STORED DATA:
>>>>

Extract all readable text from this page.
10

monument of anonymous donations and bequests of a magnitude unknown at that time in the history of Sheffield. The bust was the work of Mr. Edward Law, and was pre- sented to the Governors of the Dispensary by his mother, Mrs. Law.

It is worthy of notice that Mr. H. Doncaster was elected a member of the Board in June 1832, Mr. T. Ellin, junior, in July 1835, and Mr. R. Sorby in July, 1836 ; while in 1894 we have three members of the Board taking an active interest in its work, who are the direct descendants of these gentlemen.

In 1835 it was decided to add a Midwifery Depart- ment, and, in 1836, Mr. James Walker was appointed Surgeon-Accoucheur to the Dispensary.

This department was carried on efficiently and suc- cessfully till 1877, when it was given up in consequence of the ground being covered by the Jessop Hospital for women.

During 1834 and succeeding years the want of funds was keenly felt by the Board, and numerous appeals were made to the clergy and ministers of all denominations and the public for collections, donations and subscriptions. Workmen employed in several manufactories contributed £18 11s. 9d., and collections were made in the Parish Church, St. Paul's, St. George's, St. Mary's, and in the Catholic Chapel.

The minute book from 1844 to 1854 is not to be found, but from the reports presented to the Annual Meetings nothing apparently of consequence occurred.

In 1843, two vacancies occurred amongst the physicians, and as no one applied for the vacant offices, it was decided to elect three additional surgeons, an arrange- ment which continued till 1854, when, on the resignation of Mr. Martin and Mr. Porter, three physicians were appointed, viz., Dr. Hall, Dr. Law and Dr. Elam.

<<<<
>>>>

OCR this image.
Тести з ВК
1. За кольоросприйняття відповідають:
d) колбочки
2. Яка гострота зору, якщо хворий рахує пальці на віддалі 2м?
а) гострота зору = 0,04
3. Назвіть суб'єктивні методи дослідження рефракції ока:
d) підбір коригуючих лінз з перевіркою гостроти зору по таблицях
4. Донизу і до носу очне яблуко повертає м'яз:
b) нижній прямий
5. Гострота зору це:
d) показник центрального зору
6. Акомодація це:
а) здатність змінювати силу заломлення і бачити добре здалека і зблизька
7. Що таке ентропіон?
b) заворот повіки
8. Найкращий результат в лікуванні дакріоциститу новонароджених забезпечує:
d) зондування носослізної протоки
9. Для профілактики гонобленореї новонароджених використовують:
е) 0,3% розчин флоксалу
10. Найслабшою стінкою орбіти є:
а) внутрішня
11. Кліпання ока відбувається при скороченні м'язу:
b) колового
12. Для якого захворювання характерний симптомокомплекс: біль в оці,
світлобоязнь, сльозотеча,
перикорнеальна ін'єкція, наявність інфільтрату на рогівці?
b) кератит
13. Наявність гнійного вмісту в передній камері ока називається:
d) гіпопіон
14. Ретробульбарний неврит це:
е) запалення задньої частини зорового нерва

<<<<
>>>>

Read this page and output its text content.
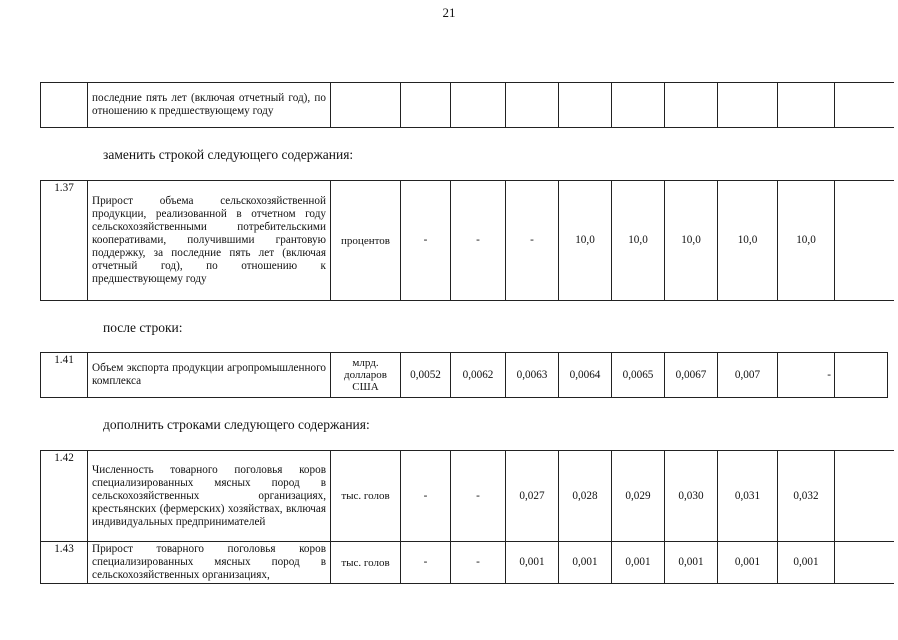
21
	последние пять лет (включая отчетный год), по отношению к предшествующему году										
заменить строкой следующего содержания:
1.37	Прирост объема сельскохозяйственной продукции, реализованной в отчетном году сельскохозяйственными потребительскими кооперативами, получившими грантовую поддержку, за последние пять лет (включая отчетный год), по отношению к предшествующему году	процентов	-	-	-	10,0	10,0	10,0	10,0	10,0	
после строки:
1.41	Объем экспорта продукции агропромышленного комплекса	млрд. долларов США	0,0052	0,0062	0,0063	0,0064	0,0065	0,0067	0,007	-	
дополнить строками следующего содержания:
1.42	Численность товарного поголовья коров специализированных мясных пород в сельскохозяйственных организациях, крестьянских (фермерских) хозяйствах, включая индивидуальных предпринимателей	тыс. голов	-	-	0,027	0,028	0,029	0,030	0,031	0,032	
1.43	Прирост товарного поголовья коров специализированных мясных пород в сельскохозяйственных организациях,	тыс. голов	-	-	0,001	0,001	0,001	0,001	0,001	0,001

<<<<

OBJECTIVE:
In the records above, locate every line with the string "that" and copy it.

TASK SOLUTION:
monument of anonymous donations and bequests of a magnitude unknown at that time in the history of Sheffield. The bust was the work of Mr. Edward Law, and was pre- sented to the Governors of the Dispensary by his mother, Mrs. Law.
It is worthy of notice that Mr. H. Doncaster was elected a member of the Board in June 1832, Mr. T. Ellin, junior, in July 1835, and Mr. R. Sorby in July, 1836 ; while in 1894 we have three members of the Board taking an active interest in its work, who are the direct descendants of these gentlemen.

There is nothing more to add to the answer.